## Start

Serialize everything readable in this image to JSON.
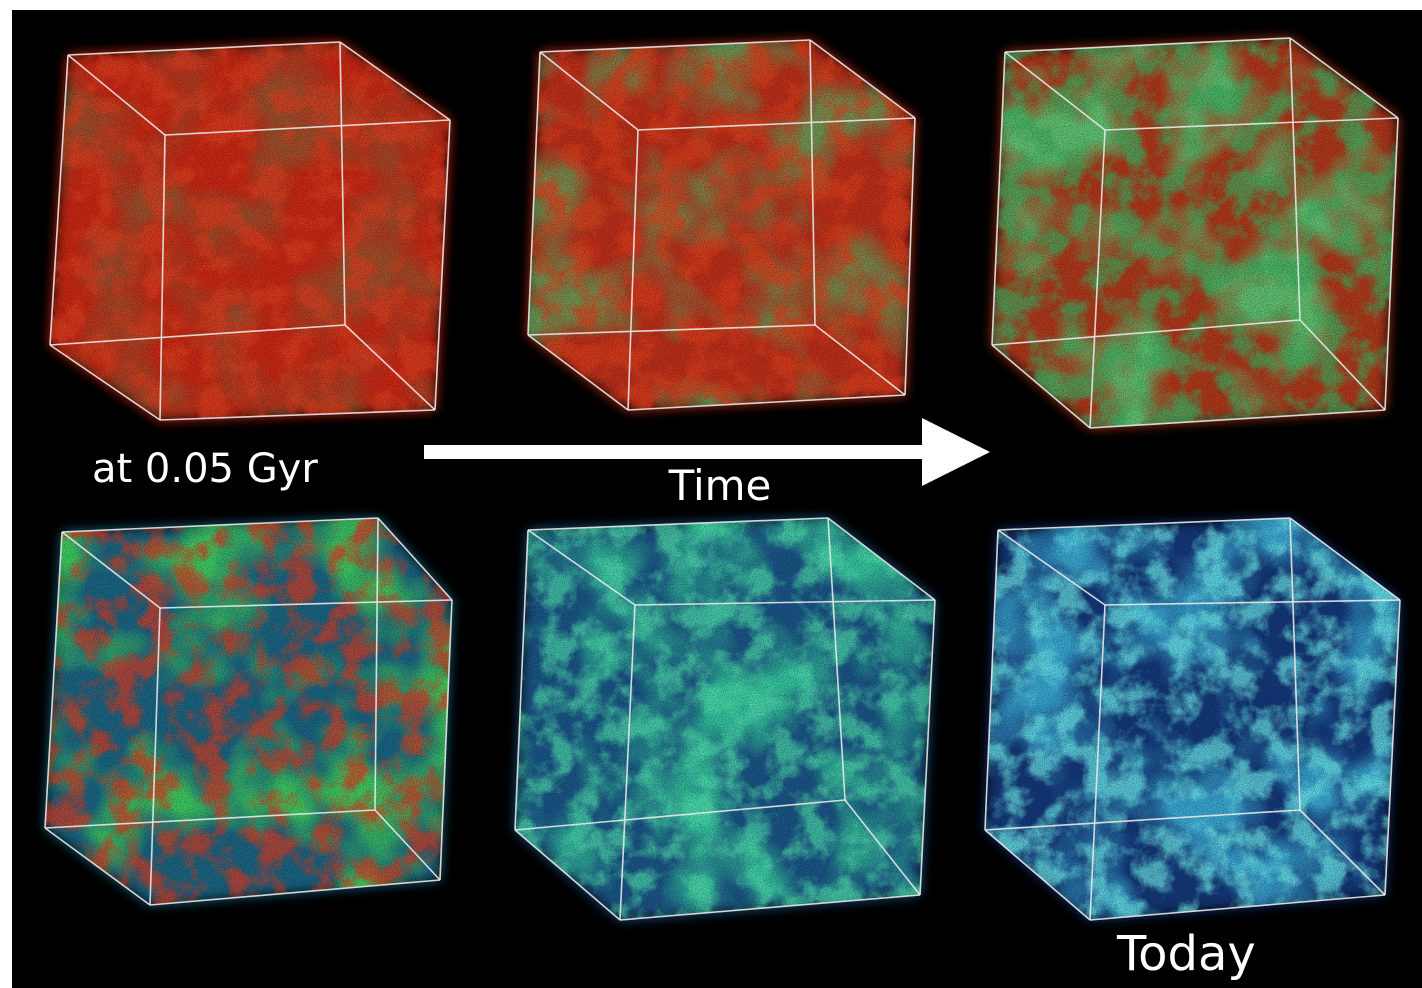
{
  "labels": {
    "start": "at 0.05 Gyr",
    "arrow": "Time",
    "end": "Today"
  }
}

## End

> **The exercise**
Leave the pictures out and print the records above exactly as they stand.

> **Exercise solution**
Serialize everything readable in this image to JSON.
{
  "labels": {
    "start": "at 0.05 Gyr",
    "arrow": "Time",
    "end": "Today"
  }
}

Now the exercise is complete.